» **課題 1**: 記録の最初の行から「paused-error-message: ReferenceError: addend3」を含む行までを、一字一句変えずに書き写してください。最初と最後の行も含めます。

泉谷:ハフポストは10年前、「働き方を変える」「社会を変えるアクション」「子育てしやすい国」の3つを最初の企画として掲げてスタートしました。
この10年間では、例えば女性活躍推進法や働き方改革関連法などが成立し、その点では社会が少しずつ良い方に変わって行ったと感じています。その元となったのは、特にインターネット上に溢れだした当事者の方々の様々な声であり、その声が色々な重い扉を開いていった。その過程で、私たちのメディアが貢献できた部分もあるのではないかと私は考えています。
能條:もっとフェアで、人権が守られる社会であってほしいと思っている人たちにとって、ハフポストは「北極星」のような存在としてよく知られていると思います。
この10年で変わったことも変わらないこともありますが、例えば男性育休や同性婚など、社会全体の意識が飛躍的に変わっていった、その一翼を担ったメディアではないでしょうか。
泉谷:実はハフポストは「団塊ジュニア向けのメディア」として始まりました。人口が最も多い世代がパワフルに社会を動かすという発想で、そういう側面も確かにあります。そして同じぐらいの世代である私たち自身が当事者であることによって、実感に基づいた報道をすることも、大切にしてきました。
しかし、10年近く経ち、自分たちが今実感している、差し迫った課題だけではなく、気候変動や生物多様性などを含めたもっと長い時間軸、地球規模のスケールで、想像力を駆使しながら未来を考えることの重要性が増してきているように思います。
そこで、将来世代の声を組織の中にも入れていかなければ、という思いから、能條さんにはハフポスト日本版の「U30社外編集員」を2021年の9月からお願いすることになりました。
能條:特に衆議院選と参議院選で行った「選挙プロジェクト」はとても面白かったです。
メディアの選挙の企画で、「なぜ若者は選挙に行かないのか」のように、若者に目線がいくことがあっても、若者政策を政党に投げかけるような、「若者のための企画」はこれまであまりなかったので、ハフポストと一緒にできてありがたかったです。
一方で、メディアにZ世代の価値観を入れる難しさも感じました。竹田ダニエルさんが著書で「Z世代は、世代ではなく価値観」と書いていました。まさにハフポストの持っている価値観が、年齢ではない意味で、そもそもZ世代的だからです。
ただ、「Z世代」の価値観は、メディアが若者に「期待したい姿」である側面もあります。「誰かがこう言っているから大事なんだ」と言いたい時にZ世代は便利なんだと思います。
メディアで描かれるZ世代は「実はそうじゃない」というところもありますが、私一人がメディアに入るだけでは伝えきれない部分があって、そこは次の課題だと思います。
これからの10年、どうする?
泉谷:逆に、能條さんがこの10年で「変わらないな」と思うことはなんですか?
能條:高校生の頃、痴漢にあったことが笑い話とか日常会話になっていて、痴漢を社会問題やジェンダーの問題として捉えられていませんでした。
大学に入って枠組みや理論を知ると、「意思決定の場に女性がいないことが問題で、もし本当に男女半々にいたら、痴漢も問題としてちゃんと扱われるんだ」と思えるようになりました。でも女性の問題が「問題」として扱われない状況は、今も変わっていないなと思います。

» **提供された記録**:
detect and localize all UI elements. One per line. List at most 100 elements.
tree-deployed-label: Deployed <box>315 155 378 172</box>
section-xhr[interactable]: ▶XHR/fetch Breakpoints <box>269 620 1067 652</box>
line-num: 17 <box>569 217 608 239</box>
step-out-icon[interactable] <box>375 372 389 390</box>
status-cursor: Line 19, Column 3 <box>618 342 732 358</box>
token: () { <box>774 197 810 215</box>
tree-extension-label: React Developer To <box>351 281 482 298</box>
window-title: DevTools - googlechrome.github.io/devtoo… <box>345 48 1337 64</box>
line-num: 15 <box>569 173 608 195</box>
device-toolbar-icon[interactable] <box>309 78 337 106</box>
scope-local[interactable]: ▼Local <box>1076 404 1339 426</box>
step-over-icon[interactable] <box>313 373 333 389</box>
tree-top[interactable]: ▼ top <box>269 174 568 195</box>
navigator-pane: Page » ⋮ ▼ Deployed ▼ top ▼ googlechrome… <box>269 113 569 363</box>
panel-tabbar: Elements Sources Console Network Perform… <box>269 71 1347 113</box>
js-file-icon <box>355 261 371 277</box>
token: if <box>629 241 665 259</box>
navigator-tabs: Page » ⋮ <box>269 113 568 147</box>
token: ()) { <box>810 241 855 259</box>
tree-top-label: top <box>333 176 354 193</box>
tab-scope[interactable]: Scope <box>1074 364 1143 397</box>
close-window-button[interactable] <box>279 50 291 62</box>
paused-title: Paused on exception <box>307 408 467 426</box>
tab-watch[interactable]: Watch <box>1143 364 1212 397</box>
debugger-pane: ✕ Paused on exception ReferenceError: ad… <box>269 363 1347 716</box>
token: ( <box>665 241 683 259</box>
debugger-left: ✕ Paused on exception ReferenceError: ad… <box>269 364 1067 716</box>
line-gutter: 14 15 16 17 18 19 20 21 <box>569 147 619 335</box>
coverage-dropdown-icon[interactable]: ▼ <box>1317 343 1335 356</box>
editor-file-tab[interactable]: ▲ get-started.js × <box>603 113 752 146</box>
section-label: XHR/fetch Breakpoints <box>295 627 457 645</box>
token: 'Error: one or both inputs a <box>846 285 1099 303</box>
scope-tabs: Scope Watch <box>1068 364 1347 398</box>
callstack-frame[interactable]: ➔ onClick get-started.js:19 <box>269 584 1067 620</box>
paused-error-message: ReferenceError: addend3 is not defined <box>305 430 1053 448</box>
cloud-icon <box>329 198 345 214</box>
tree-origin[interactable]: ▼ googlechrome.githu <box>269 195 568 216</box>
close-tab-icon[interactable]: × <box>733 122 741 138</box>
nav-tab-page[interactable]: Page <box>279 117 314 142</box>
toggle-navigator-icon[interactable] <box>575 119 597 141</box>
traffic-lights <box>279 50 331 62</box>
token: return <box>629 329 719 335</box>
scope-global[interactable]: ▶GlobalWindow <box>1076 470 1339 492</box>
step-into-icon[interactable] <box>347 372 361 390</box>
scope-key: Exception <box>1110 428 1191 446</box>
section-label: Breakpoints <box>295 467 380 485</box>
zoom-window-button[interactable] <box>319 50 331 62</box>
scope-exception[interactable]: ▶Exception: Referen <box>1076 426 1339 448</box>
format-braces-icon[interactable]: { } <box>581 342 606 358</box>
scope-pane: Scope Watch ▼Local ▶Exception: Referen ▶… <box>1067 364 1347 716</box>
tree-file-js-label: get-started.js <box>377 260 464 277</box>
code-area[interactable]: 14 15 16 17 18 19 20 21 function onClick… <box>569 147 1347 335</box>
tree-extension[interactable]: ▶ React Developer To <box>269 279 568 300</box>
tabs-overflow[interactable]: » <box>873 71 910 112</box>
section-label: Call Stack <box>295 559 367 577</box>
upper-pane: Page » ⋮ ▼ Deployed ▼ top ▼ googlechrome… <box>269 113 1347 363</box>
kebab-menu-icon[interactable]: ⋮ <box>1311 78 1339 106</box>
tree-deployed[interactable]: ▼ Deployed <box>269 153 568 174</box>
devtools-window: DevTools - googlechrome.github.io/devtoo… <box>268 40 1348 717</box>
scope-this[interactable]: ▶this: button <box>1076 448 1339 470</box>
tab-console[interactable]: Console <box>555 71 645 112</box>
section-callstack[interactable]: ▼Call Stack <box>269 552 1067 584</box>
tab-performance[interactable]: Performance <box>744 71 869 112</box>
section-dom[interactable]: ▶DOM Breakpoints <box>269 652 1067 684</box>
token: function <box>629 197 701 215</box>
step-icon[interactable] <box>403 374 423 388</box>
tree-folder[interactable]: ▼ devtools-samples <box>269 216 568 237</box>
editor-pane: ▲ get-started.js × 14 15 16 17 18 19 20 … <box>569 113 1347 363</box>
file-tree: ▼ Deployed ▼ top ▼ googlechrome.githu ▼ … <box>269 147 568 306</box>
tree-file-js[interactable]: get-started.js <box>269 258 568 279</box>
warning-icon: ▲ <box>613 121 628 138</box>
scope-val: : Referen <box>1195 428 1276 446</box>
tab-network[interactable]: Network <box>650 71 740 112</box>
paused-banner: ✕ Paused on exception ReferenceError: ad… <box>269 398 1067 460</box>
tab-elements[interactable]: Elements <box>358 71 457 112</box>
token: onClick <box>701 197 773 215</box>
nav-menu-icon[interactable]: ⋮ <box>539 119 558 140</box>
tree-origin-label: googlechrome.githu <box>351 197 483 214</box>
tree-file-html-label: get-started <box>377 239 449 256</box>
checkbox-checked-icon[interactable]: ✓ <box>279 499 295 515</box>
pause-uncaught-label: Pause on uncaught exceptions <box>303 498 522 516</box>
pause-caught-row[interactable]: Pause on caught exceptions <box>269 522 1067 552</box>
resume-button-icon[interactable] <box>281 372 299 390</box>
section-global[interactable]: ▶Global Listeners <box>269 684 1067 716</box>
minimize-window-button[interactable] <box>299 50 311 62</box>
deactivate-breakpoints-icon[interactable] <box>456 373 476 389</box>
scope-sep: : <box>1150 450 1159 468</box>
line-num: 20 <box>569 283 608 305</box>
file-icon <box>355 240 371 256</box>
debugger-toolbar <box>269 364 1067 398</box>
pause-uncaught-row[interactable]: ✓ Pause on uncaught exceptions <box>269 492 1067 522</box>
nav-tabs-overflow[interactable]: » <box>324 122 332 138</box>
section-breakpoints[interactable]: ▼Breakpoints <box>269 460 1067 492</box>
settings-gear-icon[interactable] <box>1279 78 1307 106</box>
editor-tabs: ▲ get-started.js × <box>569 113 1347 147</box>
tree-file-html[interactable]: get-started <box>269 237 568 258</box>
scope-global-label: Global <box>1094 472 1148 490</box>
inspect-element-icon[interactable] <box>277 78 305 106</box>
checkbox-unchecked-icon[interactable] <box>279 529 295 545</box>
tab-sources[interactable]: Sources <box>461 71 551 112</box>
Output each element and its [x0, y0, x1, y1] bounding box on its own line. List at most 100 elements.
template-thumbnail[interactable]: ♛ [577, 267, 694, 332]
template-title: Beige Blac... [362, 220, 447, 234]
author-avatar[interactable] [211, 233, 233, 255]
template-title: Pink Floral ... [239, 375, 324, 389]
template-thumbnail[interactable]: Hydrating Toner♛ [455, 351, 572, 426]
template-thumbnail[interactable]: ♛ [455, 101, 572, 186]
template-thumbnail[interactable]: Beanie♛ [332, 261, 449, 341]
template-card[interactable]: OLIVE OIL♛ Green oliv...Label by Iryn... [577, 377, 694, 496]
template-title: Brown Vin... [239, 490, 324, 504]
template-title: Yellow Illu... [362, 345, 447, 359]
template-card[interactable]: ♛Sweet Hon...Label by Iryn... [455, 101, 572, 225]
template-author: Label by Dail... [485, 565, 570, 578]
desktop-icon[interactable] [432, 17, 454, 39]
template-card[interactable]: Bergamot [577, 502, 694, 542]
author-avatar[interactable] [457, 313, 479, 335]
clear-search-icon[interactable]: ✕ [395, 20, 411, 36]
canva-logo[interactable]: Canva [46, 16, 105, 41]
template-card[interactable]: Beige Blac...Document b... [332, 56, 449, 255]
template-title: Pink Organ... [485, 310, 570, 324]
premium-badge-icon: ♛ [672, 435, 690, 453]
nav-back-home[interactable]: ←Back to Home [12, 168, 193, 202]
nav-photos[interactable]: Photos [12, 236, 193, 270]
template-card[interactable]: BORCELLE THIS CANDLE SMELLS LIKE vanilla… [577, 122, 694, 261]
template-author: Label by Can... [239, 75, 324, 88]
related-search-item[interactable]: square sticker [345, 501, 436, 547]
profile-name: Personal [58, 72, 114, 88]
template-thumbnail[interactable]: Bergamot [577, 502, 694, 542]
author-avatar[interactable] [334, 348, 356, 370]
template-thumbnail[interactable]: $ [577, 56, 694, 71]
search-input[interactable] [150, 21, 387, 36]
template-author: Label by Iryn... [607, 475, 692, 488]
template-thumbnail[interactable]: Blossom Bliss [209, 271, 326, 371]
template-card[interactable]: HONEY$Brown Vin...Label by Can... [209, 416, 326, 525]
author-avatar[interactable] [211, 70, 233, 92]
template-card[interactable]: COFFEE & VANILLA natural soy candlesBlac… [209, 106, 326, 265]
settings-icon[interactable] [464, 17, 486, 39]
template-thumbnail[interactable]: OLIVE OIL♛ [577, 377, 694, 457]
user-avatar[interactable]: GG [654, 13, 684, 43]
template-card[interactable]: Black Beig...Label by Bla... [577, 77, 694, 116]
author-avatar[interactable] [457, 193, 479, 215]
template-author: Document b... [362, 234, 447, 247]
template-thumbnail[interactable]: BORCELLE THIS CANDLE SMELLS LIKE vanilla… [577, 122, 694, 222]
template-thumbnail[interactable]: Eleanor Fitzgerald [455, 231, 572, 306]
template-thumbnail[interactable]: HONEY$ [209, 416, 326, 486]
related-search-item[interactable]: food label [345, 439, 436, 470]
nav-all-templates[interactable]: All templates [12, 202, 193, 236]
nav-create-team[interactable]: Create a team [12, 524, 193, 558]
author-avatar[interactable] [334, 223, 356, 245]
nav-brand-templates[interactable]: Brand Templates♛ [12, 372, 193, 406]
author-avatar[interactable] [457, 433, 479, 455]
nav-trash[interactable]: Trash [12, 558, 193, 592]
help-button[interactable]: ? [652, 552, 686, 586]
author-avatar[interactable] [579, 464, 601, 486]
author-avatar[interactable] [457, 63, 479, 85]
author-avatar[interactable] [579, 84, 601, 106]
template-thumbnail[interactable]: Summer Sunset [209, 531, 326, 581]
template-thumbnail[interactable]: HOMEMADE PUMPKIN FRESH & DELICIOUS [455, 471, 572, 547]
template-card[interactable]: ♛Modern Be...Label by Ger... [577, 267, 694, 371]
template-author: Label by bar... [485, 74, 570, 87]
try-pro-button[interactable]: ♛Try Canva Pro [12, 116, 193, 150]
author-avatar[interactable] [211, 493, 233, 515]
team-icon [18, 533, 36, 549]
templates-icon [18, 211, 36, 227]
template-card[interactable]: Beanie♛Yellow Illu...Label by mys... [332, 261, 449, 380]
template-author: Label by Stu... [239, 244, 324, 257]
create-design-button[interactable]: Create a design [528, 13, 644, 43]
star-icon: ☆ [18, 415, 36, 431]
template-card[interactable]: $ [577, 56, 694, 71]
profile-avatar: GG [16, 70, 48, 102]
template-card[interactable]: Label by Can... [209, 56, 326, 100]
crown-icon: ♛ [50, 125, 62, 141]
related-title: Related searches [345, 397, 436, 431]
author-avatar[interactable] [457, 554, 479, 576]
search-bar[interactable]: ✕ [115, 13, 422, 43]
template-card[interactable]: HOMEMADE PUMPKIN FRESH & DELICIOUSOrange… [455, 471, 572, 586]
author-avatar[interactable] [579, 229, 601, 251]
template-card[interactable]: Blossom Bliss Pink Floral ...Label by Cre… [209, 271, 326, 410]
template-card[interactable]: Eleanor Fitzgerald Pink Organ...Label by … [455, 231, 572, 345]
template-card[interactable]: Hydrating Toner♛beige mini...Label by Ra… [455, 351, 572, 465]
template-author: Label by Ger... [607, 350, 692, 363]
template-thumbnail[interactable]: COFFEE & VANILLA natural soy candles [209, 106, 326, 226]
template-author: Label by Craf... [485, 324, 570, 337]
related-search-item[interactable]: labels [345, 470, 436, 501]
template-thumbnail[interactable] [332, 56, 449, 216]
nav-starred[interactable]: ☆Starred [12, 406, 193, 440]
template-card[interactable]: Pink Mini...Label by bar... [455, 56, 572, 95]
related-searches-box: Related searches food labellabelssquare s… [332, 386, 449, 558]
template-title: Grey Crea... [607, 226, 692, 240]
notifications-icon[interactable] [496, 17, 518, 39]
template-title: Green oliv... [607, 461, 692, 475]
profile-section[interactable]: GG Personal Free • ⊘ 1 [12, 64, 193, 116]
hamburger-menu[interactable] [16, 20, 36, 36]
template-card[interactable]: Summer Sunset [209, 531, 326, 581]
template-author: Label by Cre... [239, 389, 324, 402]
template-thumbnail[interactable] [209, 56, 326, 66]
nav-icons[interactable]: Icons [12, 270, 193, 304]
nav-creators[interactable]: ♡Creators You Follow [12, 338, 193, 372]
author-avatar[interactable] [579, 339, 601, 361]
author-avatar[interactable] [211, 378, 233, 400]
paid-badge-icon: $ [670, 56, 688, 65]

» **課題 2**: 抜粋によると、能條さんがハフポスト日本版の「U30社外編集員」になったのはいつからですか？

» **解答 1**:
detect and localize all UI elements. One per line. List at most 100 elements.
tree-deployed-label: Deployed <box>315 155 378 172</box>
section-xhr[interactable]: ▶XHR/fetch Breakpoints <box>269 620 1067 652</box>
line-num: 17 <box>569 217 608 239</box>
step-out-icon[interactable] <box>375 372 389 390</box>
status-cursor: Line 19, Column 3 <box>618 342 732 358</box>
token: () { <box>774 197 810 215</box>
tree-extension-label: React Developer To <box>351 281 482 298</box>
window-title: DevTools - googlechrome.github.io/devtoo… <box>345 48 1337 64</box>
line-num: 15 <box>569 173 608 195</box>
device-toolbar-icon[interactable] <box>309 78 337 106</box>
scope-local[interactable]: ▼Local <box>1076 404 1339 426</box>
step-over-icon[interactable] <box>313 373 333 389</box>
tree-top[interactable]: ▼ top <box>269 174 568 195</box>
navigator-pane: Page » ⋮ ▼ Deployed ▼ top ▼ googlechrome… <box>269 113 569 363</box>
panel-tabbar: Elements Sources Console Network Perform… <box>269 71 1347 113</box>
js-file-icon <box>355 261 371 277</box>
token: if <box>629 241 665 259</box>
navigator-tabs: Page » ⋮ <box>269 113 568 147</box>
token: ()) { <box>810 241 855 259</box>
tree-top-label: top <box>333 176 354 193</box>
tab-scope[interactable]: Scope <box>1074 364 1143 397</box>
close-window-button[interactable] <box>279 50 291 62</box>
paused-title: Paused on exception <box>307 408 467 426</box>
tab-watch[interactable]: Watch <box>1143 364 1212 397</box>
debugger-pane: ✕ Paused on exception ReferenceError: ad… <box>269 363 1347 716</box>
token: ( <box>665 241 683 259</box>
debugger-left: ✕ Paused on exception ReferenceError: ad… <box>269 364 1067 716</box>
line-gutter: 14 15 16 17 18 19 20 21 <box>569 147 619 335</box>
coverage-dropdown-icon[interactable]: ▼ <box>1317 343 1335 356</box>
editor-file-tab[interactable]: ▲ get-started.js × <box>603 113 752 146</box>
section-label: XHR/fetch Breakpoints <box>295 627 457 645</box>
token: 'Error: one or both inputs a <box>846 285 1099 303</box>
scope-tabs: Scope Watch <box>1068 364 1347 398</box>
callstack-frame[interactable]: ➔ onClick get-started.js:19 <box>269 584 1067 620</box>
paused-error-message: ReferenceError: addend3 is not defined <box>305 430 1053 448</box>

» **解答 2**: 2021年の9月からです。